**WHAT TO PRODUCE**.
Write out all the entries word for word, but skip any images.

— start of MATERIAL FOR THIS EXERCISE —

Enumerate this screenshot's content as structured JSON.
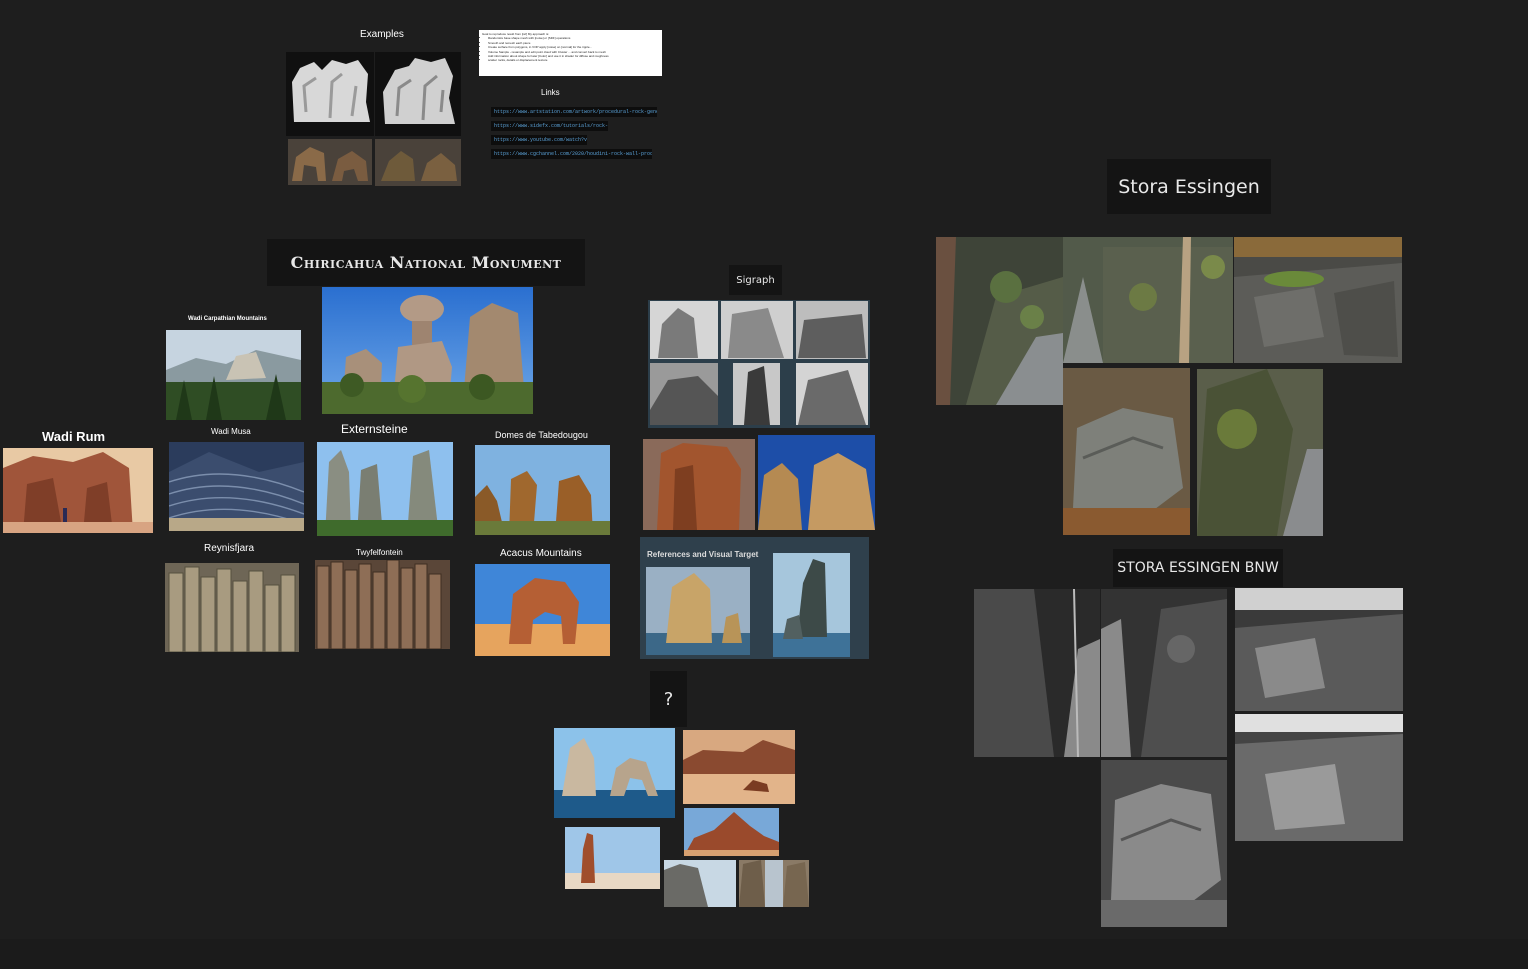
{
  "board": {
    "examples_title": "Examples",
    "links_title": "Links",
    "note_lines": [
      "Goal to reproduce result from [ref] My approach is:",
      "Randomize base shape mesh with [noise] or [SDF] operations",
      "Smooth and remesh each piece",
      "Create surface from polygons, in VOP apply [noise] on [normal] for the ripple...",
      "Volume Sample - resample and edit point cloud with Cluster ... and convert back to mesh",
      "Add information about shape for later [Color] and use it in shader for diffuse and roughness",
      "scatter rocks, details or displacement texture"
    ],
    "links": [
      "https://www.artstation.com/artwork/procedural-rock-generator-houdini",
      "https://www.sidefx.com/tutorials/rock-generator/",
      "https://www.youtube.com/watch?v=rock_tut",
      "https://www.cgchannel.com/2020/houdini-rock-wall-procedural"
    ],
    "headings": {
      "chiricahua": "Chiricahua National Monument",
      "sigraph": "Sigraph",
      "question": "?",
      "stora": "Stora Essingen",
      "stora_bnw": "STORA ESSINGEN BNW"
    },
    "captions": {
      "carpathian": "Wadi Carpathian Mountains",
      "wadi_rum": "Wadi Rum",
      "wadi_musa": "Wadi Musa",
      "externsteine": "Externsteine",
      "domes": "Domes de Tabedougou",
      "reynisfjara": "Reynisfjara",
      "twyfelfontein": "Twyfelfontein",
      "acacus": "Acacus Mountains",
      "ref_target": "References and Visual Target"
    }
  }
}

— end of MATERIAL FOR THIS EXERCISE —

**EXPECTED OUTPUT**.
Enumerate this screenshot's content as structured JSON.
{
  "board": {
    "examples_title": "Examples",
    "links_title": "Links",
    "note_lines": [
      "Goal to reproduce result from [ref] My approach is:",
      "Randomize base shape mesh with [noise] or [SDF] operations",
      "Smooth and remesh each piece",
      "Create surface from polygons, in VOP apply [noise] on [normal] for the ripple...",
      "Volume Sample - resample and edit point cloud with Cluster ... and convert back to mesh",
      "Add information about shape for later [Color] and use it in shader for diffuse and roughness",
      "scatter rocks, details or displacement texture"
    ],
    "links": [
      "https://www.artstation.com/artwork/procedural-rock-generator-houdini",
      "https://www.sidefx.com/tutorials/rock-generator/",
      "https://www.youtube.com/watch?v=rock_tut",
      "https://www.cgchannel.com/2020/houdini-rock-wall-procedural"
    ],
    "headings": {
      "chiricahua": "Chiricahua National Monument",
      "sigraph": "Sigraph",
      "question": "?",
      "stora": "Stora Essingen",
      "stora_bnw": "STORA ESSINGEN BNW"
    },
    "captions": {
      "carpathian": "Wadi Carpathian Mountains",
      "wadi_rum": "Wadi Rum",
      "wadi_musa": "Wadi Musa",
      "externsteine": "Externsteine",
      "domes": "Domes de Tabedougou",
      "reynisfjara": "Reynisfjara",
      "twyfelfontein": "Twyfelfontein",
      "acacus": "Acacus Mountains",
      "ref_target": "References and Visual Target"
    }
  }
}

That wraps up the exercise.